━━━━━ Provided data ━━━━━

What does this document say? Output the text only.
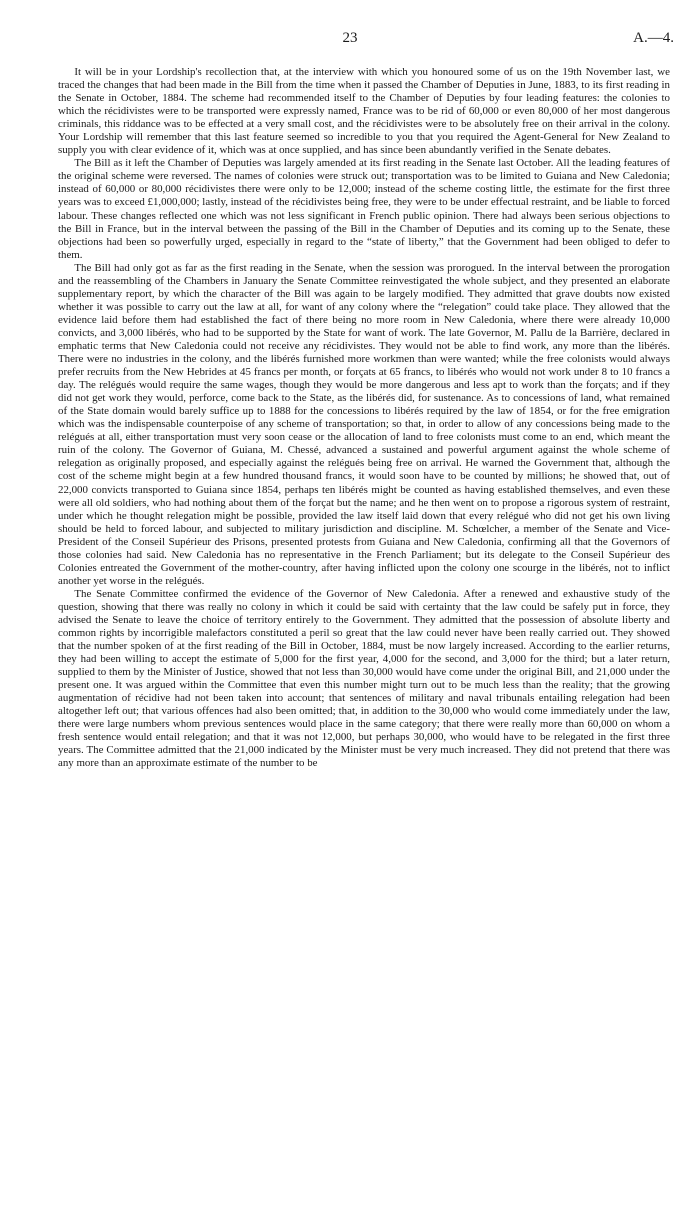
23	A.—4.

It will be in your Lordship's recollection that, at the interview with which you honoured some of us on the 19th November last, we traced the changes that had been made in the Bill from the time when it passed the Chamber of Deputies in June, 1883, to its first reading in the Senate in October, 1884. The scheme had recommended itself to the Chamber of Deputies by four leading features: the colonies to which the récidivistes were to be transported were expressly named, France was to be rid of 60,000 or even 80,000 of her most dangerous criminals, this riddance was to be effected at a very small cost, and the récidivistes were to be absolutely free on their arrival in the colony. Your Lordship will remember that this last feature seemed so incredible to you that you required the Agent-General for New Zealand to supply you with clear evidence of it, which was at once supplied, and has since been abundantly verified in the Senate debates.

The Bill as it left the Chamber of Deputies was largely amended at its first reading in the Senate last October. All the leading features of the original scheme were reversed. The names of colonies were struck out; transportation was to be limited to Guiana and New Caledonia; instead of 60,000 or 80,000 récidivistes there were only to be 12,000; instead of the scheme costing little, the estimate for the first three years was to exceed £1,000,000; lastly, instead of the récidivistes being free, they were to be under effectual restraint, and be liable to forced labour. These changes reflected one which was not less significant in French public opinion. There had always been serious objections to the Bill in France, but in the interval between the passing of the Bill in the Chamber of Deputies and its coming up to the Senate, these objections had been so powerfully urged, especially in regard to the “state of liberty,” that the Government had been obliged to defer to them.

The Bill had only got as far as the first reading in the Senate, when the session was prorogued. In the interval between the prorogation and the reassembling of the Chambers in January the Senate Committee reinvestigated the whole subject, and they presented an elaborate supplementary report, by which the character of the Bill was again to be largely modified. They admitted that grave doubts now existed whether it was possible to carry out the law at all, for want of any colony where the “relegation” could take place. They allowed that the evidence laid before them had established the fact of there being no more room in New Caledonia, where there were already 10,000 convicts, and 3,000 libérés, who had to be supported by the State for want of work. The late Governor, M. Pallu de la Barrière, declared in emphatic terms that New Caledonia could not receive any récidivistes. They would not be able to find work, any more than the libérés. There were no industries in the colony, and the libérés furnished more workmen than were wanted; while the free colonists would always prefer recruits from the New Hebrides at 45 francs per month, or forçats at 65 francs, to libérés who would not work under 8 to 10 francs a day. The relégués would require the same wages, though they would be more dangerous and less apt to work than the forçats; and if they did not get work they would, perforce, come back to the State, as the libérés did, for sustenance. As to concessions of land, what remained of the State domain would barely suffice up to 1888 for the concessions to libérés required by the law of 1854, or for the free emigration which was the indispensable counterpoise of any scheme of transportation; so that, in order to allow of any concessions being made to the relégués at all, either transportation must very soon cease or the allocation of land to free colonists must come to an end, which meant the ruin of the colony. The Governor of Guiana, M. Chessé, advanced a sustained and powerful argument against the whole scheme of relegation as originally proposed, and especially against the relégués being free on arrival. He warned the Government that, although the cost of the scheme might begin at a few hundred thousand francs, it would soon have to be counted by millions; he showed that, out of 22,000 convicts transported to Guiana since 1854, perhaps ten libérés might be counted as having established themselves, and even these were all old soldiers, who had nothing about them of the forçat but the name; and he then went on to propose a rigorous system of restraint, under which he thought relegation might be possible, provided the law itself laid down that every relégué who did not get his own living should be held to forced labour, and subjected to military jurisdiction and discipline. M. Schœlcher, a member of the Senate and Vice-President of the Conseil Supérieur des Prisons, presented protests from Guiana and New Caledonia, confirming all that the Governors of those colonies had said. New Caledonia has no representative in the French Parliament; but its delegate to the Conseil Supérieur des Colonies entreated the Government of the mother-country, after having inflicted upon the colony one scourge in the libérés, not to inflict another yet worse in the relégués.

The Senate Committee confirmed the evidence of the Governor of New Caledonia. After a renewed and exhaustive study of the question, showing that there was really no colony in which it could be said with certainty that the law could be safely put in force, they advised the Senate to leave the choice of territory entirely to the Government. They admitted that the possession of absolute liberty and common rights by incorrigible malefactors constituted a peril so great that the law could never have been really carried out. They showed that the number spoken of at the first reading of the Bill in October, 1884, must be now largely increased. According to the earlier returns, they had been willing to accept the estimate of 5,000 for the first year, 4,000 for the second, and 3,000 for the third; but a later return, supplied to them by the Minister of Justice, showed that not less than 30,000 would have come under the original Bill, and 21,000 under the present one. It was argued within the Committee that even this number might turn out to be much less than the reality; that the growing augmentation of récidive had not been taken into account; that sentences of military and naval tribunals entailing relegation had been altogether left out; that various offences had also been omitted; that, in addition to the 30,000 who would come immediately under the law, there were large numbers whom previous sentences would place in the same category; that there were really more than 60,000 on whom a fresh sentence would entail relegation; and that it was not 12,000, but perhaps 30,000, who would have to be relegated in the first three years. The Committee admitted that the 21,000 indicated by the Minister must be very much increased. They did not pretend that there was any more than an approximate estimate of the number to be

━━━━━
━━━━━ Provided data ━━━━━

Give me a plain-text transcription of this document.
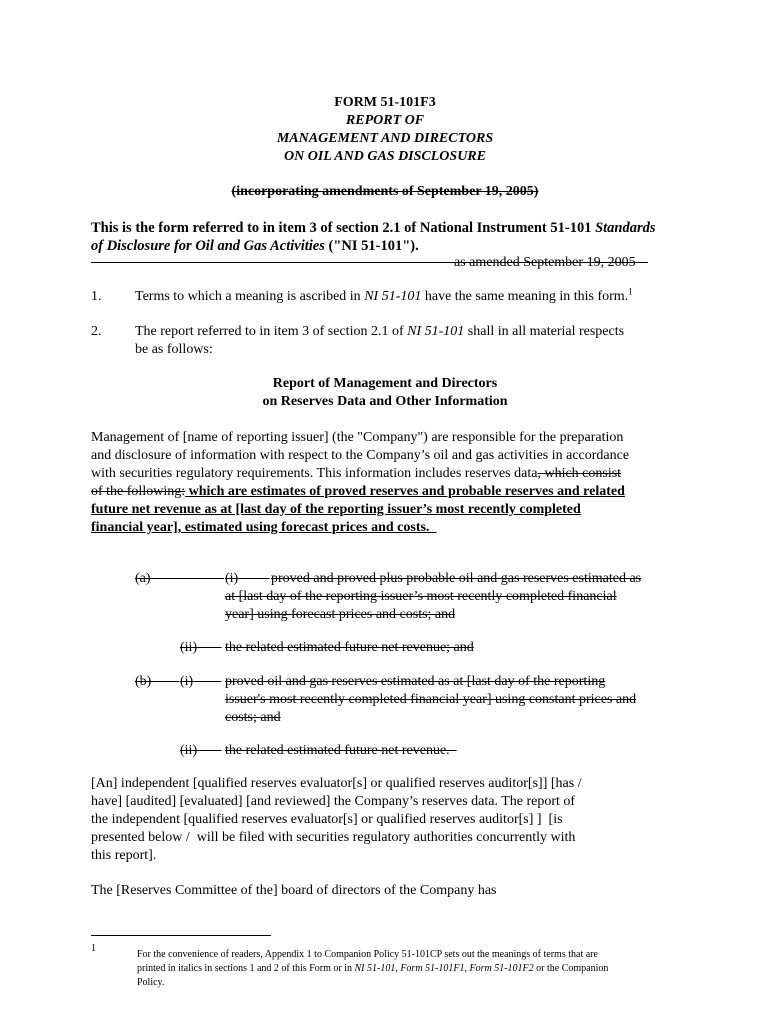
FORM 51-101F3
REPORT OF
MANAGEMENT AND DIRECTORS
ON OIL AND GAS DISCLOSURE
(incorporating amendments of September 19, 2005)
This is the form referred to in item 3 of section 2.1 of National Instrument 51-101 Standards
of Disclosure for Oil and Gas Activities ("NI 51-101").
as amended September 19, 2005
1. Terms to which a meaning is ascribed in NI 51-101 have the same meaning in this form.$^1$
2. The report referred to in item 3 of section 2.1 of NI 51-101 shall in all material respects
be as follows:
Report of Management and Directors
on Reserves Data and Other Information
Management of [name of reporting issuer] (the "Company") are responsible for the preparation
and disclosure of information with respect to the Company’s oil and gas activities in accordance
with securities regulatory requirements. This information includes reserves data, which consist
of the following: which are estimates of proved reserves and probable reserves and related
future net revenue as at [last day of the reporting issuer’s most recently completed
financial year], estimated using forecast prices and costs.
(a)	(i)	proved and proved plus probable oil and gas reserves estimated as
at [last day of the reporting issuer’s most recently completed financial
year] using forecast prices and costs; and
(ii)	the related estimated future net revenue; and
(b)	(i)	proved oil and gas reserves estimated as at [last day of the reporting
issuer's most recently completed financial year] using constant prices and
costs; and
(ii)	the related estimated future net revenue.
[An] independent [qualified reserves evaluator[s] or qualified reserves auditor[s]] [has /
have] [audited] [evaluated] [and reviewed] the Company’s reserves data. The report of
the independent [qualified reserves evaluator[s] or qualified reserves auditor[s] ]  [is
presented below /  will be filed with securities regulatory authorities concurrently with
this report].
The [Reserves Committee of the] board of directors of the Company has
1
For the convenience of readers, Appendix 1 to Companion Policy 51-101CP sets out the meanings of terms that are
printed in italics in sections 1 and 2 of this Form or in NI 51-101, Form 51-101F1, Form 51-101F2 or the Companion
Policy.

━━━━━
━━━━━ Provided data ━━━━━

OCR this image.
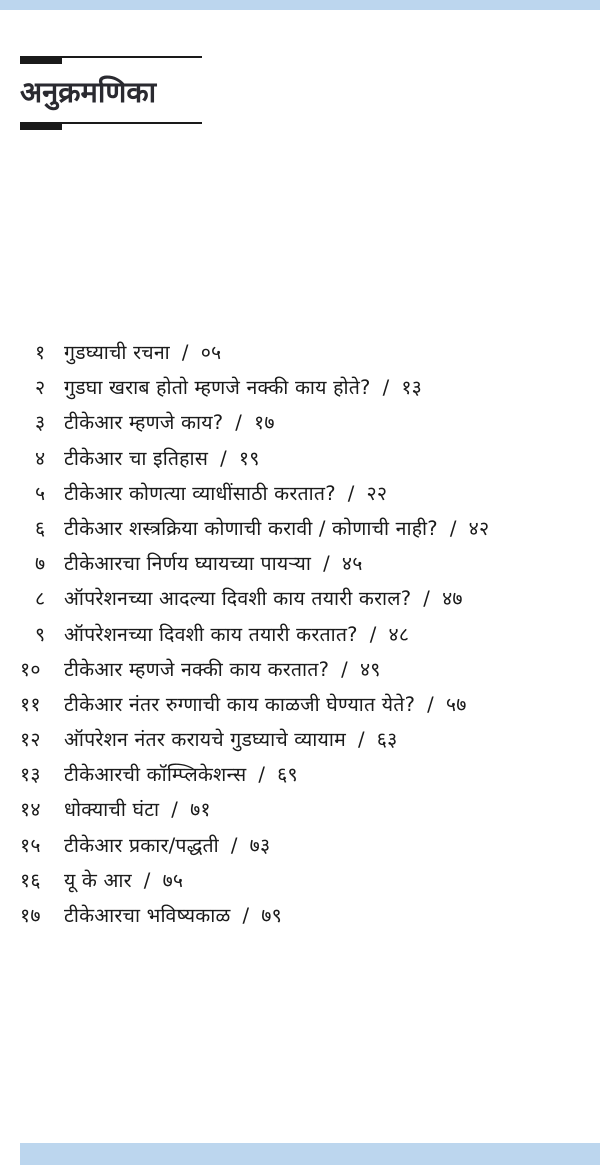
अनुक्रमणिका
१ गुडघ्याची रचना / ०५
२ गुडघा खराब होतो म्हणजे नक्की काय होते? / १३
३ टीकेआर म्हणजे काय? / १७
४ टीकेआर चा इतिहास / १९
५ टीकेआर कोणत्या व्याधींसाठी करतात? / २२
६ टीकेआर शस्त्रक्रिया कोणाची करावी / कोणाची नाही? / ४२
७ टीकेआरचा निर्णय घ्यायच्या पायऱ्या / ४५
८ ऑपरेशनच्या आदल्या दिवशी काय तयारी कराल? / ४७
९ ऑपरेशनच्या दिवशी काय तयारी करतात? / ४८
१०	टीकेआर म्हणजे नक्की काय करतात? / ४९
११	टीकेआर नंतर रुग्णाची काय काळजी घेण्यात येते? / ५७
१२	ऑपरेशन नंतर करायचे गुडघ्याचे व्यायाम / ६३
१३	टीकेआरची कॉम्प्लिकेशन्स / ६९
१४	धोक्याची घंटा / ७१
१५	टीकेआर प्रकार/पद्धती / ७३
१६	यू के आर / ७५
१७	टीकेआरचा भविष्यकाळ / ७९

━━━━━

The answer must consist solely of the number of lines in the entries that contain the word "independent".

2